▶ _Input for this task_:
◆ ◆ ◆

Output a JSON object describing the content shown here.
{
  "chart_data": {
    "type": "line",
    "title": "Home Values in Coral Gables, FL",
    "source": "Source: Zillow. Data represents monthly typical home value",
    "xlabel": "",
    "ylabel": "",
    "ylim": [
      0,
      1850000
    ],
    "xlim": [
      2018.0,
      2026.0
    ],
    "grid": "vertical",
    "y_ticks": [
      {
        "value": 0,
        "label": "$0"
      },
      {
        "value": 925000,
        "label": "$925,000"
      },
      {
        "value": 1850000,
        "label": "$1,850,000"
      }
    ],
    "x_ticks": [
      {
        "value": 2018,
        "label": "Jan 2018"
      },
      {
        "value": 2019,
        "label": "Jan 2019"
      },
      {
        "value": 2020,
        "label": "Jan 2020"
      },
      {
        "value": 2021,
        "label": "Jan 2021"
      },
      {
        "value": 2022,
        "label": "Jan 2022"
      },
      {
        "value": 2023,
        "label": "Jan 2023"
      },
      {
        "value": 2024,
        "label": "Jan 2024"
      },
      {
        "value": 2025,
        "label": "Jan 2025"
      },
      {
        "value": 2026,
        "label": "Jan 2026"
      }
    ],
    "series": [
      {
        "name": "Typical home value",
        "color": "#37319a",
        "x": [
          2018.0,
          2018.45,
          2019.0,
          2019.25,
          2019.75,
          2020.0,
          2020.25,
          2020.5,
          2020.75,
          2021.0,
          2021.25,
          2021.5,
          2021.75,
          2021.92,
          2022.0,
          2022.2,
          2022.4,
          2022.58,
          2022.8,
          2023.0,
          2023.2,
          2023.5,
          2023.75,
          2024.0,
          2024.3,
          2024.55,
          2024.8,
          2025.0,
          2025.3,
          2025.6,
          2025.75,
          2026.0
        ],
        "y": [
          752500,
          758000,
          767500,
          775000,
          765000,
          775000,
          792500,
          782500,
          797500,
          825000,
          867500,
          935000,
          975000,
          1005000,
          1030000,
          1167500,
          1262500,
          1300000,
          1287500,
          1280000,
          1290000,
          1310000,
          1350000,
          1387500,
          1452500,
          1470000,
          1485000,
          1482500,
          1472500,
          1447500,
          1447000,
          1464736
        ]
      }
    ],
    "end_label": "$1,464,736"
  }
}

◆ ◆ ◆

▶ _Your goal_: Extract all the material, leaving every line as it is.

▶ _Task solution_:
Output a JSON object describing the content shown here.
{
  "chart_data": {
    "type": "line",
    "title": "Home Values in Coral Gables, FL",
    "source": "Source: Zillow. Data represents monthly typical home value",
    "xlabel": "",
    "ylabel": "",
    "ylim": [
      0,
      1850000
    ],
    "xlim": [
      2018.0,
      2026.0
    ],
    "grid": "vertical",
    "y_ticks": [
      {
        "value": 0,
        "label": "$0"
      },
      {
        "value": 925000,
        "label": "$925,000"
      },
      {
        "value": 1850000,
        "label": "$1,850,000"
      }
    ],
    "x_ticks": [
      {
        "value": 2018,
        "label": "Jan 2018"
      },
      {
        "value": 2019,
        "label": "Jan 2019"
      },
      {
        "value": 2020,
        "label": "Jan 2020"
      },
      {
        "value": 2021,
        "label": "Jan 2021"
      },
      {
        "value": 2022,
        "label": "Jan 2022"
      },
      {
        "value": 2023,
        "label": "Jan 2023"
      },
      {
        "value": 2024,
        "label": "Jan 2024"
      },
      {
        "value": 2025,
        "label": "Jan 2025"
      },
      {
        "value": 2026,
        "label": "Jan 2026"
      }
    ],
    "series": [
      {
        "name": "Typical home value",
        "color": "#37319a",
        "x": [
          2018.0,
          2018.45,
          2019.0,
          2019.25,
          2019.75,
          2020.0,
          2020.25,
          2020.5,
          2020.75,
          2021.0,
          2021.25,
          2021.5,
          2021.75,
          2021.92,
          2022.0,
          2022.2,
          2022.4,
          2022.58,
          2022.8,
          2023.0,
          2023.2,
          2023.5,
          2023.75,
          2024.0,
          2024.3,
          2024.55,
          2024.8,
          2025.0,
          2025.3,
          2025.6,
          2025.75,
          2026.0
        ],
        "y": [
          752500,
          758000,
          767500,
          775000,
          765000,
          775000,
          792500,
          782500,
          797500,
          825000,
          867500,
          935000,
          975000,
          1005000,
          1030000,
          1167500,
          1262500,
          1300000,
          1287500,
          1280000,
          1290000,
          1310000,
          1350000,
          1387500,
          1452500,
          1470000,
          1485000,
          1482500,
          1472500,
          1447500,
          1447000,
          1464736
        ]
      }
    ],
    "end_label": "$1,464,736"
  }
}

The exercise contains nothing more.